Print the complete set of entries exactly.

:: DATA TO USE

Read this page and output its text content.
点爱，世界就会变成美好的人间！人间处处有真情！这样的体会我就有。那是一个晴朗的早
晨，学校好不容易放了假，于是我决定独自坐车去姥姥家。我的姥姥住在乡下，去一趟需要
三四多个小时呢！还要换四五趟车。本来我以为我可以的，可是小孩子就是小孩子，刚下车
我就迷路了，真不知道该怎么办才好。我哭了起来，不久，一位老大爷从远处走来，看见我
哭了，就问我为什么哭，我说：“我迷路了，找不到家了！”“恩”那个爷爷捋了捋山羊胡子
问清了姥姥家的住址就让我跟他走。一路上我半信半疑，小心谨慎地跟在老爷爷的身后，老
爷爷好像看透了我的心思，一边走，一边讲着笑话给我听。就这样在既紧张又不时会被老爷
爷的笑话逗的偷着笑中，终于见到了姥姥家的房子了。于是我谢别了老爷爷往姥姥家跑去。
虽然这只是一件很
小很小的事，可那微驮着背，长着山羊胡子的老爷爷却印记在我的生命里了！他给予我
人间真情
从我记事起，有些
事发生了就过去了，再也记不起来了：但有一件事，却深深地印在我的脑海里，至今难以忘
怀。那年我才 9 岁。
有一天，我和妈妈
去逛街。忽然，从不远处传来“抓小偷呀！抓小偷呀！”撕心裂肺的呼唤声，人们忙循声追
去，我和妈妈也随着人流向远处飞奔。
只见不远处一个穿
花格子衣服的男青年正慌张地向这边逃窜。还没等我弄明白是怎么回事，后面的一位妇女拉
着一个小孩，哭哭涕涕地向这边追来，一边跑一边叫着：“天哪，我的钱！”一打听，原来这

::::

■ COMPLETE ANSWER
Read this page and output its text content.
点爱，世界就会变成美好的人间！人间处处有真情！这样的体会我就有。那是一个晴朗的早
晨，学校好不容易放了假，于是我决定独自坐车去姥姥家。我的姥姥住在乡下，去一趟需要
三四多个小时呢！还要换四五趟车。本来我以为我可以的，可是小孩子就是小孩子，刚下车
我就迷路了，真不知道该怎么办才好。我哭了起来，不久，一位老大爷从远处走来，看见我
哭了，就问我为什么哭，我说：“我迷路了，找不到家了！”“恩”那个爷爷捋了捋山羊胡子
问清了姥姥家的住址就让我跟他走。一路上我半信半疑，小心谨慎地跟在老爷爷的身后，老
爷爷好像看透了我的心思，一边走，一边讲着笑话给我听。就这样在既紧张又不时会被老爷
爷的笑话逗的偷着笑中，终于见到了姥姥家的房子了。于是我谢别了老爷爷往姥姥家跑去。
虽然这只是一件很
小很小的事，可那微驮着背，长着山羊胡子的老爷爷却印记在我的生命里了！他给予我
人间真情
从我记事起，有些
事发生了就过去了，再也记不起来了：但有一件事，却深深地印在我的脑海里，至今难以忘
怀。那年我才 9 岁。
有一天，我和妈妈
去逛街。忽然，从不远处传来“抓小偷呀！抓小偷呀！”撕心裂肺的呼唤声，人们忙循声追
去，我和妈妈也随着人流向远处飞奔。
只见不远处一个穿
花格子衣服的男青年正慌张地向这边逃窜。还没等我弄明白是怎么回事，后面的一位妇女拉
着一个小孩，哭哭涕涕地向这边追来，一边跑一边叫着：“天哪，我的钱！”一打听，原来这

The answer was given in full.